# [WORK TO COMPLETE]
[1] Translate this sentence from the CyberAnima budget text below into Spanish: "Since 2021, I've really only bought some audio packs for sound design and a commissioned logo that's getting a bit outdated for what CyberAnima is trying to be."
[2] Extend the CyberAnima budget text below, picking up right after its final sentence.

# [TEXT]

But this leads to an issue with CyberAnima that's been persisting since I started working on it years ago, budget. Since 2021, I've really only bought some audio packs for sound design and a commissioned logo that's getting a bit outdated for what CyberAnima is trying to be. I've theoretically spent less than $100 on the game, and most of these financial hardships is because I lack funding. Like I said, I don't have a job, and due to personal conflicts it's not gonna properly happen for a long time. I don't want to do a work-from-home job due to privacy concerns, and the only money I get is around $400 to $500 per month, and that stopped a while back. So because of all of this, I can't possibly have the funds to work on my game proper, which includes getting people on board and paying them, getting commissions/voluntary work for certain elements of the game, hiring voice actors for the characters, buying a page on Steam/GOG for people to wishlist the game and eventually release, among other things. And whilst the game isn't trying to be a AAA game (it's still indie), a lot of stuff still requires a good amount of money to progress. And with the situation I am in right now, it's probably not possible right now. Combined with the fact that I've never worked on a video game before prior to starting CyberAnima's development, and it seems to be impossible for me at the moment... unless someone where to pull a rabbit out of a hat. This could be funding groups, a publishing deal, the balls to start a Kickstarter campaign, or by some chance I win the lottery and I use that money to fund development. I don't know anymore.

# [RECORDS SHOWN]
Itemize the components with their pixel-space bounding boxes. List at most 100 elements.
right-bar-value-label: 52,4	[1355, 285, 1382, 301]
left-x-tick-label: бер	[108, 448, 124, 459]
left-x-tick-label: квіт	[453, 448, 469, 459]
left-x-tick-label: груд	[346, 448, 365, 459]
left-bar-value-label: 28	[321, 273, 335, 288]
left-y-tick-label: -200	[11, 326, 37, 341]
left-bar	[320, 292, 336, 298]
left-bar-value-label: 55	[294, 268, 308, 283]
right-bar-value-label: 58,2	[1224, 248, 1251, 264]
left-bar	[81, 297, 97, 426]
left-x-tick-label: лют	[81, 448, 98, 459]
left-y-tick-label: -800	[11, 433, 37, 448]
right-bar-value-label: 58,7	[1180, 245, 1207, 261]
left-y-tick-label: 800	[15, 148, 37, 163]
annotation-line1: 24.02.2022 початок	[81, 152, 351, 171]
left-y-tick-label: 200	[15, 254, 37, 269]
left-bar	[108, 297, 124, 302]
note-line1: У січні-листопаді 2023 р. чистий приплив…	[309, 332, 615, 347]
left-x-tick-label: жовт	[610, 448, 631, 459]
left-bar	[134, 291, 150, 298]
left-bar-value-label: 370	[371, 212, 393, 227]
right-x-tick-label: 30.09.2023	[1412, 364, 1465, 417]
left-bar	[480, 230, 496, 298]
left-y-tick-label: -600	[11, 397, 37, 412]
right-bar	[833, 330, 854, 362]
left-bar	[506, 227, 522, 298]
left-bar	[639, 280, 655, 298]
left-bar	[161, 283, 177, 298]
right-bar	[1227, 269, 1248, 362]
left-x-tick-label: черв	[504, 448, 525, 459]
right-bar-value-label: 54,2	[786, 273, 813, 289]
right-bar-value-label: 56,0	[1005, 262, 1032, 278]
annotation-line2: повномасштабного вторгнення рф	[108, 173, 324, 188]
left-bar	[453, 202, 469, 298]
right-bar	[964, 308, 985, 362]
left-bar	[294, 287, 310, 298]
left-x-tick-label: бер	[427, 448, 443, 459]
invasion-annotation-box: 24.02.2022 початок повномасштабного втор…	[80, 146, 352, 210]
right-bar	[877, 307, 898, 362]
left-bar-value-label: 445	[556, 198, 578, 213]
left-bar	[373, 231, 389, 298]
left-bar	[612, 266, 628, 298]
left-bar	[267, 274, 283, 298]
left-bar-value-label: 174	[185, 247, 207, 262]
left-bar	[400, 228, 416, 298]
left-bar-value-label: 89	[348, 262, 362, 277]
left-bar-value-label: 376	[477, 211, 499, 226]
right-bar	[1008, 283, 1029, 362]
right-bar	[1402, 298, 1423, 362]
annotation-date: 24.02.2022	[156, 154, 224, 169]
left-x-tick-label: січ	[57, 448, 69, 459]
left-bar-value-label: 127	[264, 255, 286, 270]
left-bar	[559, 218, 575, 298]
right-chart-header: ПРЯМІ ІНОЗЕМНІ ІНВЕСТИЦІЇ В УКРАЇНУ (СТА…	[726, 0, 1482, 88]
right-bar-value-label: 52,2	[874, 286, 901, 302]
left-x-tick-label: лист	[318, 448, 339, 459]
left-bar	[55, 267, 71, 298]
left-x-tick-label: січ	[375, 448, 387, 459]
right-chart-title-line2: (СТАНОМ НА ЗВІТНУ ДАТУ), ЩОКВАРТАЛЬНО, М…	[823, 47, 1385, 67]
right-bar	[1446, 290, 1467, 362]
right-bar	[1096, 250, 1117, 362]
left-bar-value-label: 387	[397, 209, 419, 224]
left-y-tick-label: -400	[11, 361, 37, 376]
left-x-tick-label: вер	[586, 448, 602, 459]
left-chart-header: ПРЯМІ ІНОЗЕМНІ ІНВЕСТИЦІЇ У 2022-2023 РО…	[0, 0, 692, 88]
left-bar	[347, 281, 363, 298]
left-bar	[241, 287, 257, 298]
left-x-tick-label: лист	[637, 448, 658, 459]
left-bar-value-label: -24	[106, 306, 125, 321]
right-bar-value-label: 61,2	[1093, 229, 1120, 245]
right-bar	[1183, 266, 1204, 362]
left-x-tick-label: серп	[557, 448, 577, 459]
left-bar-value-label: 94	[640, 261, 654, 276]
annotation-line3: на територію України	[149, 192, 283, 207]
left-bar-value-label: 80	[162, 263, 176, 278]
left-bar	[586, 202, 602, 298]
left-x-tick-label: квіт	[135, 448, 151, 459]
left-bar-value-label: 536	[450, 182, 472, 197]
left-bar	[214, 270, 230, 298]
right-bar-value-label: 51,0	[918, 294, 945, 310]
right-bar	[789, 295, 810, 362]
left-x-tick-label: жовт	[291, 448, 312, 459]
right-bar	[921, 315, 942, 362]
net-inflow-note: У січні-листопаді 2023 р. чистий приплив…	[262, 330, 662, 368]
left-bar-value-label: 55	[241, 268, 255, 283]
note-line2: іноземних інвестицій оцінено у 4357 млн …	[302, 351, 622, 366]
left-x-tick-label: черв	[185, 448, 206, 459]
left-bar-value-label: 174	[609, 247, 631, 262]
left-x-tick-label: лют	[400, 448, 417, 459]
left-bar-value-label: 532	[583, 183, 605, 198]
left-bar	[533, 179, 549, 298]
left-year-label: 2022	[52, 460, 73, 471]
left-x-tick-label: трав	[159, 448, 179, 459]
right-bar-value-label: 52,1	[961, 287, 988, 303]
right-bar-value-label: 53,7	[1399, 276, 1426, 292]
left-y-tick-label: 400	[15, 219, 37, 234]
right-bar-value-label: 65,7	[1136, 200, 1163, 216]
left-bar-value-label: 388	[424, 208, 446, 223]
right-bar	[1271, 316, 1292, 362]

# [EXPECTED OUTPUTS]
[1] Desde 2021, en realidad solo he comprado algunos paquetes de audio para el diseño de sonido y un logotipo por encargo que se está quedando un poco anticuado para lo que CyberAnima intenta ser.

[2]
So what does that mean for CyberAnima? Is it on the brink of cancellation? Will I give up creating video games? No. Absolutely not. Even in the darkest and sluggish moments in my life, I will never give up working on my game. Me and my game is like a parent and a child. You can't give up on it, and it would lead to bitter things happening if that were the case. I want to this game to exist and to be as best as it can be, but I'm having to go through loopholes right now for a variety of reasons. Mental health, being a newbie developer, lacking funds, and yet I still refuse to end it all. I don't know if I would go so far to say that my life depends on CyberAnima, but since being in the gaming industry is a life goal of mine, I'd say it all depends on this. It's just on hold since this year had been pretty much brutal for this game on a mental level. And I'm unsure if next year will be much better, since globally we've been through a lot of tough shit as of late, but I'm hoping things can get better. I just need to let the rotting gears in my brain start working again, get the creative juices flowing again. I'm just trying to be patient about what depends on my life and my game. But I promise if things start to look more promising in the future at the point where the game is palatable to show, and later released with good reviews, then that will be truly amazing. It will be the best moment of my life so far if it ever happens. I just fear of getting into a Duke Nukem Forever or Hollow Knight: Silksong situation where it's been in the oven for too long. Only time and fate can tell.

In the mean time, I'd recommend you look forward to other indie games and other stuff out there in the wild to hold yourself over until CyberAnima is ready again, even if most of the games on here aren't exactly like CyberAnima. This includes:

 And if you want to throw some money at me for CyberAnima or just for the hell of it, I have a Ko-Fi page you can donate to.

I really hope this unnecessarily long blog post explains the current situation currently with my game. I want this game to exist, but my decisions are pretty much weak compared to time and fate. Patience, love and collaboration what I'm hoping it needs needs until it is ready.